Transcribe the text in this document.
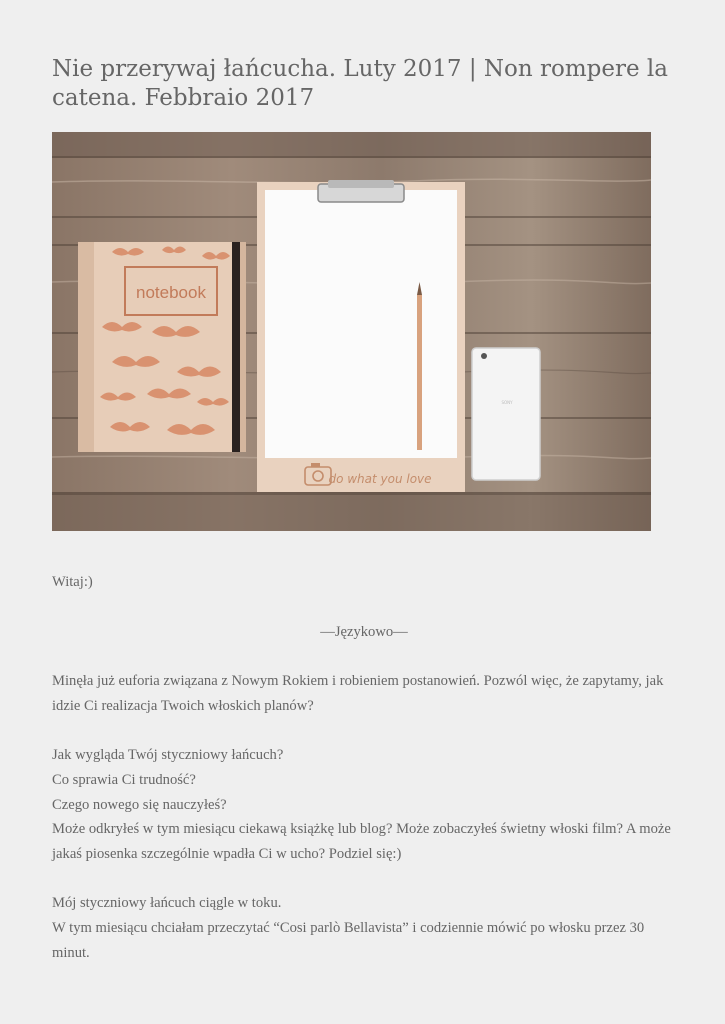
Nie przerywaj łańcucha. Luty 2017 | Non rompere la catena. Febbraio 2017
notebook
do what you love
SONY

Witaj:)

—Językowo—

Minęła już euforia związana z Nowym Rokiem i robieniem postanowień. Pozwól więc, że zapytamy, jak idzie Ci realizacja Twoich włoskich planów?

Jak wygląda Twój styczniowy łańcuch?

Co sprawia Ci trudność?

Czego nowego się nauczyłeś?

Może odkryłeś w tym miesiącu ciekawą książkę lub blog? Może zobaczyłeś świetny włoski film? A może jakaś piosenka szczególnie wpadła Ci w ucho? Podziel się:)

Mój styczniowy łańcuch ciągle w toku.

W tym miesiącu chciałam przeczytać “Cosi parlò Bellavista” i codziennie mówić po włosku przez 30 minut.
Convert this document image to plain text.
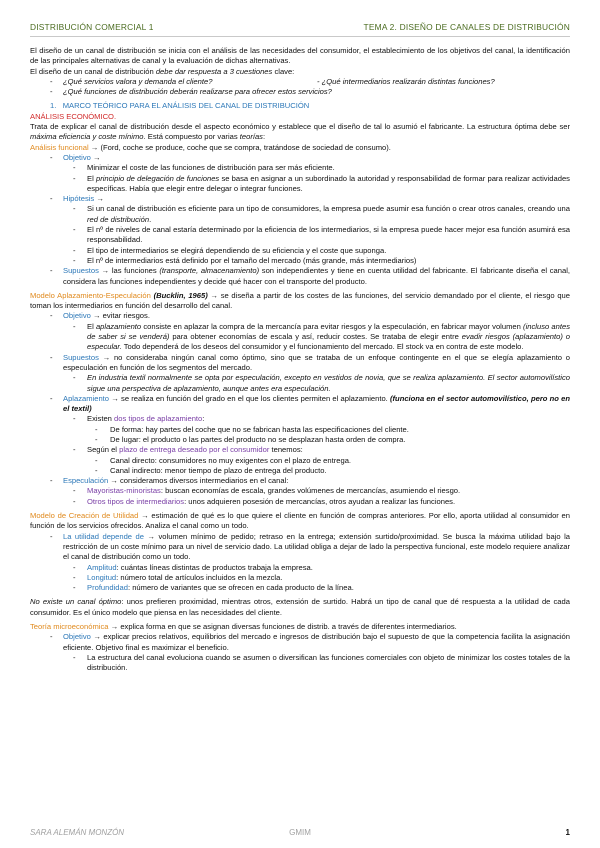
DISTRIBUCIÓN COMERCIAL 1	TEMA 2. DISEÑO DE CANALES DE DISTRIBUCIÓN

El diseño de un canal de distribución se inicia con el análisis de las necesidades del consumidor, el establecimiento de los objetivos del canal, la identificación de las principales alternativas de canal y la evaluación de dichas alternativas.

El diseño de un canal de distribución debe dar respuesta a 3 cuestiones clave:

- ¿Qué servicios valora y demanda el cliente?	- ¿Qué intermediarios realizarán distintas funciones?
- ¿Qué funciones de distribución deberán realizarse para ofrecer estos servicios?
1. MARCO TEÓRICO PARA EL ANÁLISIS DEL CANAL DE DISTRIBUCIÓN

ANÁLISIS ECONÓMICO.

Trata de explicar el canal de distribución desde el aspecto económico y establece que el diseño de tal lo asumió el fabricante. La estructura óptima debe ser máxima eficiencia y coste mínimo. Está compuesto por varias teorías:

Análisis funcional → (Ford, coche se produce, coche que se compra, tratándose de sociedad de consumo).

- Objetivo →
- Minimizar el coste de las funciones de distribución para ser más eficiente.
- El principio de delegación de funciones se basa en asignar a un subordinado la autoridad y responsabilidad de formar para realizar actividades específicas. Había que elegir entre delegar o integrar funciones.
- Hipótesis →
- Si un canal de distribución es eficiente para un tipo de consumidores, la empresa puede asumir esa función o crear otros canales, creando una red de distribución.
- El nº de niveles de canal estaría determinado por la eficiencia de los intermediarios, si la empresa puede hacer mejor esa función asumirá esa responsabilidad.
- El tipo de intermediarios se elegirá dependiendo de su eficiencia y el coste que suponga.
- El nº de intermediarios está definido por el tamaño del mercado (más grande, más intermediarios)
- Supuestos → las funciones (transporte, almacenamiento) son independientes y tiene en cuenta utilidad del fabricante. El fabricante diseña el canal, considera las funciones independientes y decide qué hacer con el transporte del producto.

Modelo Aplazamiento-Especulación (Bucklin, 1965) → se diseña a partir de los costes de las funciones, del servicio demandado por el cliente, el riesgo que toman los intermediarios en función del desarrollo del canal.

- Objetivo → evitar riesgos.
- El aplazamiento consiste en aplazar la compra de la mercancía para evitar riesgos y la especulación, en fabricar mayor volumen (incluso antes de saber si se venderá) para obtener economías de escala y así, reducir costes. Se trataba de elegir entre evadir riesgos (aplazamiento) o especular. Todo dependerá de los deseos del consumidor y el funcionamiento del mercado. El stock va en contra de este modelo.
- Supuestos → no consideraba ningún canal como óptimo, sino que se trataba de un enfoque contingente en el que se elegía aplazamiento o especulación en función de los segmentos del mercado.
- En industria textil normalmente se opta por especulación, excepto en vestidos de novia, que se realiza aplazamiento. El sector automovilístico sigue una perspectiva de aplazamiento, aunque antes era especulación.
- Aplazamiento → se realiza en función del grado en el que los clientes permiten el aplazamiento. (funciona en el sector automovilístico, pero no en el textil)
- Existen dos tipos de aplazamiento:
- De forma: hay partes del coche que no se fabrican hasta las especificaciones del cliente.
- De lugar: el producto o las partes del producto no se desplazan hasta orden de compra.
- Según el plazo de entrega deseado por el consumidor tenemos:
- Canal directo: consumidores no muy exigentes con el plazo de entrega.
- Canal indirecto: menor tiempo de plazo de entrega del producto.
- Especulación → consideramos diversos intermediarios en el canal:
- Mayoristas-minoristas: buscan economías de escala, grandes volúmenes de mercancías, asumiendo el riesgo.
- Otros tipos de intermediarios: unos adquieren posesión de mercancías, otros ayudan a realizar las funciones.

Modelo de Creación de Utilidad → estimación de qué es lo que quiere el cliente en función de compras anteriores. Por ello, aporta utilidad al consumidor en función de los servicios ofrecidos. Analiza el canal como un todo.

- La utilidad depende de → volumen mínimo de pedido; retraso en la entrega; extensión surtido/proximidad. Se busca la máxima utilidad bajo la restricción de un coste mínimo para un nivel de servicio dado. La utilidad obliga a dejar de lado la perspectiva funcional, este modelo requiere analizar el canal de distribución como un todo.
- Amplitud: cuántas líneas distintas de productos trabaja la empresa.
- Longitud: número total de artículos incluidos en la mezcla.
- Profundidad: número de variantes que se ofrecen en cada producto de la línea.

No existe un canal óptimo: unos prefieren proximidad, mientras otros, extensión de surtido. Habrá un tipo de canal que dé respuesta a la utilidad de cada consumidor. Es el único modelo que piensa en las necesidades del cliente.

Teoría microeconómica → explica forma en que se asignan diversas funciones de distrib. a través de diferentes intermediarios.

- Objetivo → explicar precios relativos, equilibrios del mercado e ingresos de distribución bajo el supuesto de que la competencia facilita la asignación eficiente. Objetivo final es maximizar el beneficio.
- La estructura del canal evoluciona cuando se asumen o diversifican las funciones comerciales con objeto de minimizar los costes totales de la distribución.
SARA ALEMÁN MONZÓN	GMIM	1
※
WHAT THIS TASK INVOLVES
Identify every line holding the word "partes" and copy it out.

REPLY
- De forma: hay partes del coche que no se fabrican hasta las especificaciones del cliente.
- De lugar: el producto o las partes del producto no se desplazan hasta orden de compra.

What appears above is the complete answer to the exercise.